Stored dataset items
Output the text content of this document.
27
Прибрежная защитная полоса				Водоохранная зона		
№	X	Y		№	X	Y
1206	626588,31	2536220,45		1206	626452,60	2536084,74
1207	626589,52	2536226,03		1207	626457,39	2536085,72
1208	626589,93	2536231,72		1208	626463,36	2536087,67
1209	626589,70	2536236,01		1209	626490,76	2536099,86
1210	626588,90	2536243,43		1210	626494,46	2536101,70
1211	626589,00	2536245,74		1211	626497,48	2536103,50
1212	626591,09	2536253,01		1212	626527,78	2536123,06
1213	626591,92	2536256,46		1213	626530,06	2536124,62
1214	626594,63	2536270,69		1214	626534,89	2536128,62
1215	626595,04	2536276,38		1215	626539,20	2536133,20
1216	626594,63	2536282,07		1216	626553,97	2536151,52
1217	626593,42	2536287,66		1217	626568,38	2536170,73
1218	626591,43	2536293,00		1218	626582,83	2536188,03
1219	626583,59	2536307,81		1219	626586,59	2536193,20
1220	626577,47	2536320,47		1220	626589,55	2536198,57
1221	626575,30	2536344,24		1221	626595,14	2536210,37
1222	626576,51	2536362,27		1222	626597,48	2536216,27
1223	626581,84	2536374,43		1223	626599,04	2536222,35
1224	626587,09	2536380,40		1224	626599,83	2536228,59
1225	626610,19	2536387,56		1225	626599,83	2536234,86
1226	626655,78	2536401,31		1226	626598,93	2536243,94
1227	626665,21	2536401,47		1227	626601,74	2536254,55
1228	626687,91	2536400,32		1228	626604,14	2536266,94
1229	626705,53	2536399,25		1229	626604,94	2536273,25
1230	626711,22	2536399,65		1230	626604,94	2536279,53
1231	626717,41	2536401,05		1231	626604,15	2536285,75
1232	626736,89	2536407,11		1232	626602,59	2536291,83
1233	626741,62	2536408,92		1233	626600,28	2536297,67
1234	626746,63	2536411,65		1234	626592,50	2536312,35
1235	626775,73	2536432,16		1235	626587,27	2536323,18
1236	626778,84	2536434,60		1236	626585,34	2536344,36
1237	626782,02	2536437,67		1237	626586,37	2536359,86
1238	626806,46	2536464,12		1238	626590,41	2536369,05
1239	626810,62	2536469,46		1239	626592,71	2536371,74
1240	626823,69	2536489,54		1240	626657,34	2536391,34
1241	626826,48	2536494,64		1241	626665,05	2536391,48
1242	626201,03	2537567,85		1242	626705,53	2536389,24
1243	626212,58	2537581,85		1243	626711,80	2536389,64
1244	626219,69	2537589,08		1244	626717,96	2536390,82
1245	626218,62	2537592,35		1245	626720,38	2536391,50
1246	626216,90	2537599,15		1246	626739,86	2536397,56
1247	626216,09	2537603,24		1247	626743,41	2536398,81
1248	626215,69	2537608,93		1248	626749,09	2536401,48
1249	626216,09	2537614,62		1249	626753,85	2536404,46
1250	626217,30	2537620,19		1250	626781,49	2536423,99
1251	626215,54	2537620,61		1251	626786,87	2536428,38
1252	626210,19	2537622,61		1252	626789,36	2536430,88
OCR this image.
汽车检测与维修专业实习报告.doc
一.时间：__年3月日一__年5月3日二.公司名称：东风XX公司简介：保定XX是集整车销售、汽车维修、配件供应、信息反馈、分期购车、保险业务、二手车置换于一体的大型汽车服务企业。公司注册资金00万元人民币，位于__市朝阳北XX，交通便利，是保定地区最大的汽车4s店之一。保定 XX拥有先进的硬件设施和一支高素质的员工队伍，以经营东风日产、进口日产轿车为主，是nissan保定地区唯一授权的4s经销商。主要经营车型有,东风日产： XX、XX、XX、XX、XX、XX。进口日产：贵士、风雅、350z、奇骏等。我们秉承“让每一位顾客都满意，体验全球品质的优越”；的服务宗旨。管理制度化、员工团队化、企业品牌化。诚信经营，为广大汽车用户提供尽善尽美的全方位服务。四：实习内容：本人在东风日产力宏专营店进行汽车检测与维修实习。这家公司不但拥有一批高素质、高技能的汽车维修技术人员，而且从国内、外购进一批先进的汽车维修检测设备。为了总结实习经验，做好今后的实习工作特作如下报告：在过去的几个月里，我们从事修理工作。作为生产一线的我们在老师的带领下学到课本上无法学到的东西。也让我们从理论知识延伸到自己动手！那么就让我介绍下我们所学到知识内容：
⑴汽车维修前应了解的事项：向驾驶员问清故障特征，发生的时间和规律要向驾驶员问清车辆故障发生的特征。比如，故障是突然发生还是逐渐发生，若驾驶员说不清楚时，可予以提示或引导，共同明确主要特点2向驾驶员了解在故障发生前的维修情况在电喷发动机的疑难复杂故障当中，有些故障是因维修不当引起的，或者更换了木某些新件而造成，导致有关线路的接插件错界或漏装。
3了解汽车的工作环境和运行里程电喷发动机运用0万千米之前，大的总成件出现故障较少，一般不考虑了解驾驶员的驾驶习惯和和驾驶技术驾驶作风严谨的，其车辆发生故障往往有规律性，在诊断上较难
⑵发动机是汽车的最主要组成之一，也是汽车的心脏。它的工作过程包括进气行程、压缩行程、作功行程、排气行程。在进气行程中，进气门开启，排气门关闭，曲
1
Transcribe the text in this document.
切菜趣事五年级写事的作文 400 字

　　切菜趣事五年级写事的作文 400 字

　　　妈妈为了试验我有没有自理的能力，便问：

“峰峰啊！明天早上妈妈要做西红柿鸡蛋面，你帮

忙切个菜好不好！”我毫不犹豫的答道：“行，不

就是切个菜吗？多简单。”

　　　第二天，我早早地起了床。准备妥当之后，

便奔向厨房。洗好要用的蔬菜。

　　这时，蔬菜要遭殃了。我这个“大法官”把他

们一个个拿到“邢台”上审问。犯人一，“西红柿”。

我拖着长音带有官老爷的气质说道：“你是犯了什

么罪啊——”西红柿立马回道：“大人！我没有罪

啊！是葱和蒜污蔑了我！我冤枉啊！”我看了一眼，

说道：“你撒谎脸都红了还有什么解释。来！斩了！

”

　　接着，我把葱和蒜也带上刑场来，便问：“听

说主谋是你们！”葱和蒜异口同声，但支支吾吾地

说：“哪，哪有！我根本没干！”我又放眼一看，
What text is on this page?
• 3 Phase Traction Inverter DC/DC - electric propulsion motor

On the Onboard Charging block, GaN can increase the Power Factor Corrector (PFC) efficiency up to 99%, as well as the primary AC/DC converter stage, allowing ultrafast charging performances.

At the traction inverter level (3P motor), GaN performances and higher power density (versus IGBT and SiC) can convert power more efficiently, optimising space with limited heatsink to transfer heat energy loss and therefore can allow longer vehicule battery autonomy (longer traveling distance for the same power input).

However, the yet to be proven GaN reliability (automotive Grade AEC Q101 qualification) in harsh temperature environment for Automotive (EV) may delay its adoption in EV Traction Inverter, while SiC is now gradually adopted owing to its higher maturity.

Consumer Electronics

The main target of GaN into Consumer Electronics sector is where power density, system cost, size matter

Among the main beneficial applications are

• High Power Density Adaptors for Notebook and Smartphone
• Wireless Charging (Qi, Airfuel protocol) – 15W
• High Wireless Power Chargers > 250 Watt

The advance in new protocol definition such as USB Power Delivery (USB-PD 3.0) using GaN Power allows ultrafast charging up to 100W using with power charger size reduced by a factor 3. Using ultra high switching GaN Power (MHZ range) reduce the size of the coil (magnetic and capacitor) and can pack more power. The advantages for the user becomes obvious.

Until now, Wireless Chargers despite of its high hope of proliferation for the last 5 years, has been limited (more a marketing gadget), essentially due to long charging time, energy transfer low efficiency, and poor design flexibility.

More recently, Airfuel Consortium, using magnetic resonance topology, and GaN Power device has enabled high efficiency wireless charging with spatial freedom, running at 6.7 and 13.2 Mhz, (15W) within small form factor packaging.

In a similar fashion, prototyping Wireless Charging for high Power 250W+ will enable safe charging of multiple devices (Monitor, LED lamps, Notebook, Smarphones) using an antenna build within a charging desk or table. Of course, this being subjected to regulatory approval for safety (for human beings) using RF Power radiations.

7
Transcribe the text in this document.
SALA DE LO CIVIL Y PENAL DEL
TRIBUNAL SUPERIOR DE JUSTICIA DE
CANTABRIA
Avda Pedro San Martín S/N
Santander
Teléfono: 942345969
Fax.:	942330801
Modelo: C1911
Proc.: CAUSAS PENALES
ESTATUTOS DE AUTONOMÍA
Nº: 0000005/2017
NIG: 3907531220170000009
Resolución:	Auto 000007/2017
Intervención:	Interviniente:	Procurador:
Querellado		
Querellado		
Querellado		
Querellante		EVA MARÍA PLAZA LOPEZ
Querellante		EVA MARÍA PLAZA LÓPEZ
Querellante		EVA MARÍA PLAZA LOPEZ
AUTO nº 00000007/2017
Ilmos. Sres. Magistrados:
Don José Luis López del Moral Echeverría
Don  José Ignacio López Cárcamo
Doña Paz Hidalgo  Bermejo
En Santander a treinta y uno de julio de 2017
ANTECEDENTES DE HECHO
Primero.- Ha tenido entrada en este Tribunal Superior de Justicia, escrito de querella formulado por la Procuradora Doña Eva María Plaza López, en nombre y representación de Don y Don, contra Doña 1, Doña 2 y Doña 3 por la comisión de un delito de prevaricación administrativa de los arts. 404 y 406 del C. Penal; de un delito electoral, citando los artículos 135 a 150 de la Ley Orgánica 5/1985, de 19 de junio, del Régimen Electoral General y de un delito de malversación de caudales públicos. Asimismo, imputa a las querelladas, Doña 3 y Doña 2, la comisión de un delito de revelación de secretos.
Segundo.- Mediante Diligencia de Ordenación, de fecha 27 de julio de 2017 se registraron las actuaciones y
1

SHORT EXERCISE = Find every line in the records above that holds the word "Airfuel", and copy each one.

TASK OUTPUT =
• Wireless Charging (Qi, Airfuel protocol) – 15W
More recently, Airfuel Consortium, using magnetic resonance topology, and GaN Power device has enabled high efficiency wireless charging with spatial freedom, running at 6.7 and 13.2 Mhz, (15W) within small form factor packaging.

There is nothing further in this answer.